— TASK OBJECTIVE —
Give the number of lines in the listing that hold the word "Externes". Write nothing but that number.

** BEGIN RAW DATA **

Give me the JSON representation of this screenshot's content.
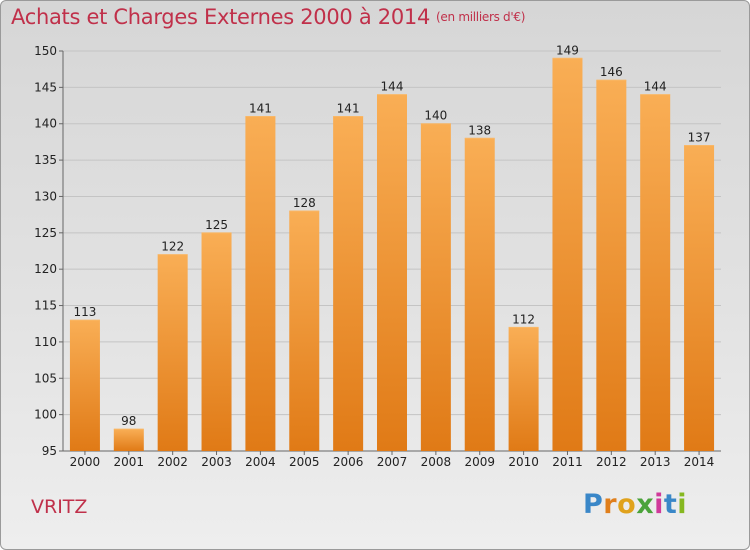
{
  "title": "Achats et Charges Externes 2000 à 2014",
  "unit": "(en milliers d'€)",
  "commune": "VRITZ",
  "logo": {
    "letters": [
      "P",
      "r",
      "o",
      "x",
      "i",
      "t",
      "i"
    ]
  },
  "colors": {
    "bar_light": "#f7a94e",
    "bar_dark": "#e07b17",
    "title": "#c0304a"
  },
  "chart_data": {
    "type": "bar",
    "title": "Achats et Charges Externes 2000 à 2014",
    "xlabel": "",
    "ylabel": "",
    "categories": [
      "2000",
      "2001",
      "2002",
      "2003",
      "2004",
      "2005",
      "2006",
      "2007",
      "2008",
      "2009",
      "2010",
      "2011",
      "2012",
      "2013",
      "2014"
    ],
    "values": [
      113,
      98,
      122,
      125,
      141,
      128,
      141,
      144,
      140,
      138,
      112,
      149,
      146,
      144,
      137
    ],
    "ylim": [
      95,
      150
    ],
    "yticks": [
      95,
      100,
      105,
      110,
      115,
      120,
      125,
      130,
      135,
      140,
      145,
      150
    ],
    "grid": true,
    "legend": "none"
  }
}
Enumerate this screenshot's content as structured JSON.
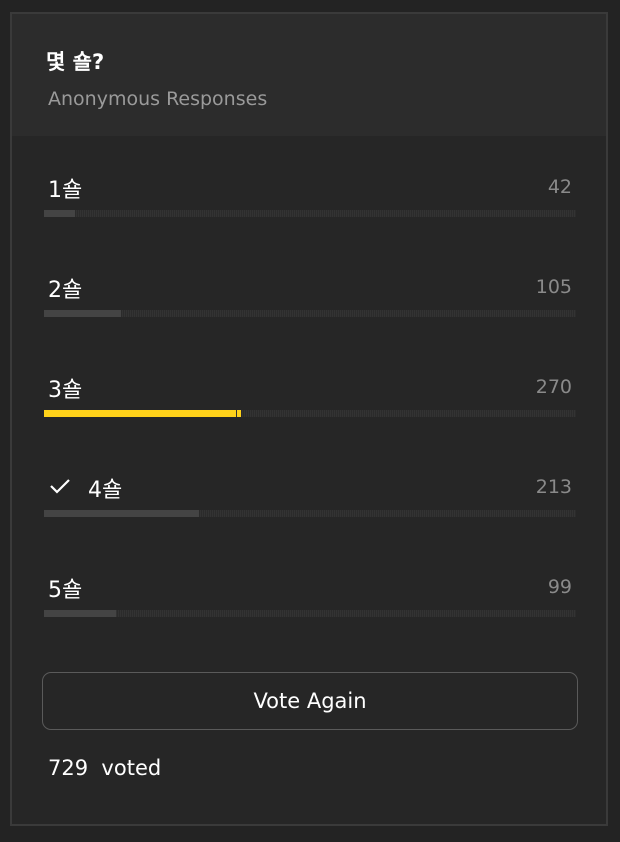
{
  "poll": {
    "title": "몇 숄?",
    "subtitle": "Anonymous Responses",
    "accent_color": "#ffd21a",
    "options": [
      {
        "label": "1숄",
        "count": "42",
        "fraction": 0.0576,
        "selected": false,
        "checked": false
      },
      {
        "label": "2숄",
        "count": "105",
        "fraction": 0.144,
        "selected": false,
        "checked": false
      },
      {
        "label": "3숄",
        "count": "270",
        "fraction": 0.3704,
        "selected": true,
        "checked": false
      },
      {
        "label": "4숄",
        "count": "213",
        "fraction": 0.2922,
        "selected": false,
        "checked": true
      },
      {
        "label": "5숄",
        "count": "99",
        "fraction": 0.1358,
        "selected": false,
        "checked": false
      }
    ],
    "vote_again_label": "Vote Again",
    "total_voted": "729  voted"
  }
}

** END RAW DATA **

— EXERCISE RESULT —
2